(Chart and figure data)
— Begin —

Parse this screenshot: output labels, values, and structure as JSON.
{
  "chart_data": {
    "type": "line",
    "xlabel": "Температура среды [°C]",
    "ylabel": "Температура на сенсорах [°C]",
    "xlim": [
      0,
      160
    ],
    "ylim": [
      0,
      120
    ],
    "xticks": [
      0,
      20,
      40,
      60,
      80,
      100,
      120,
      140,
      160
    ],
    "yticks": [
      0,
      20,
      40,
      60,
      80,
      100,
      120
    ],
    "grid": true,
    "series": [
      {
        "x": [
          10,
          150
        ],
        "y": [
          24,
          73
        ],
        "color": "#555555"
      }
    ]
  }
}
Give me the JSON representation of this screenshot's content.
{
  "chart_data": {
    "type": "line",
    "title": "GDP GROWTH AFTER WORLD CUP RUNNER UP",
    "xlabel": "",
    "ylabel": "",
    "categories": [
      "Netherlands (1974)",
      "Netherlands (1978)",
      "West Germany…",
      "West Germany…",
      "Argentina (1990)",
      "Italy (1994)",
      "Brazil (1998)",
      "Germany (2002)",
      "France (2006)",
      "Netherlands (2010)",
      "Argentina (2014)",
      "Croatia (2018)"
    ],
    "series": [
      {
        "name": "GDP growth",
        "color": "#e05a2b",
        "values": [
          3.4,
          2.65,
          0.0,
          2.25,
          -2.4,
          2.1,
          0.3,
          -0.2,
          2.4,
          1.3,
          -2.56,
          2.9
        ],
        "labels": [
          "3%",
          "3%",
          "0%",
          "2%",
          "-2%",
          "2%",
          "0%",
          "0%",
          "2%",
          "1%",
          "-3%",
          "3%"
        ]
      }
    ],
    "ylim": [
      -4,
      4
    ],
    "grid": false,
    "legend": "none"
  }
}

— End —

▶ _TO DO_: Repeat all of the records above exactly as they appear.

▶ _RESPONSE TO THE TASK_:
Parse this screenshot: output labels, values, and structure as JSON.
{
  "chart_data": {
    "type": "line",
    "xlabel": "Температура среды [°C]",
    "ylabel": "Температура на сенсорах [°C]",
    "xlim": [
      0,
      160
    ],
    "ylim": [
      0,
      120
    ],
    "xticks": [
      0,
      20,
      40,
      60,
      80,
      100,
      120,
      140,
      160
    ],
    "yticks": [
      0,
      20,
      40,
      60,
      80,
      100,
      120
    ],
    "grid": true,
    "series": [
      {
        "x": [
          10,
          150
        ],
        "y": [
          24,
          73
        ],
        "color": "#555555"
      }
    ]
  }
}
Give me the JSON representation of this screenshot's content.
{
  "chart_data": {
    "type": "line",
    "title": "GDP GROWTH AFTER WORLD CUP RUNNER UP",
    "xlabel": "",
    "ylabel": "",
    "categories": [
      "Netherlands (1974)",
      "Netherlands (1978)",
      "West Germany…",
      "West Germany…",
      "Argentina (1990)",
      "Italy (1994)",
      "Brazil (1998)",
      "Germany (2002)",
      "France (2006)",
      "Netherlands (2010)",
      "Argentina (2014)",
      "Croatia (2018)"
    ],
    "series": [
      {
        "name": "GDP growth",
        "color": "#e05a2b",
        "values": [
          3.4,
          2.65,
          0.0,
          2.25,
          -2.4,
          2.1,
          0.3,
          -0.2,
          2.4,
          1.3,
          -2.56,
          2.9
        ],
        "labels": [
          "3%",
          "3%",
          "0%",
          "2%",
          "-2%",
          "2%",
          "0%",
          "0%",
          "2%",
          "1%",
          "-3%",
          "3%"
        ]
      }
    ],
    "ylim": [
      -4,
      4
    ],
    "grid": false,
    "legend": "none"
  }
}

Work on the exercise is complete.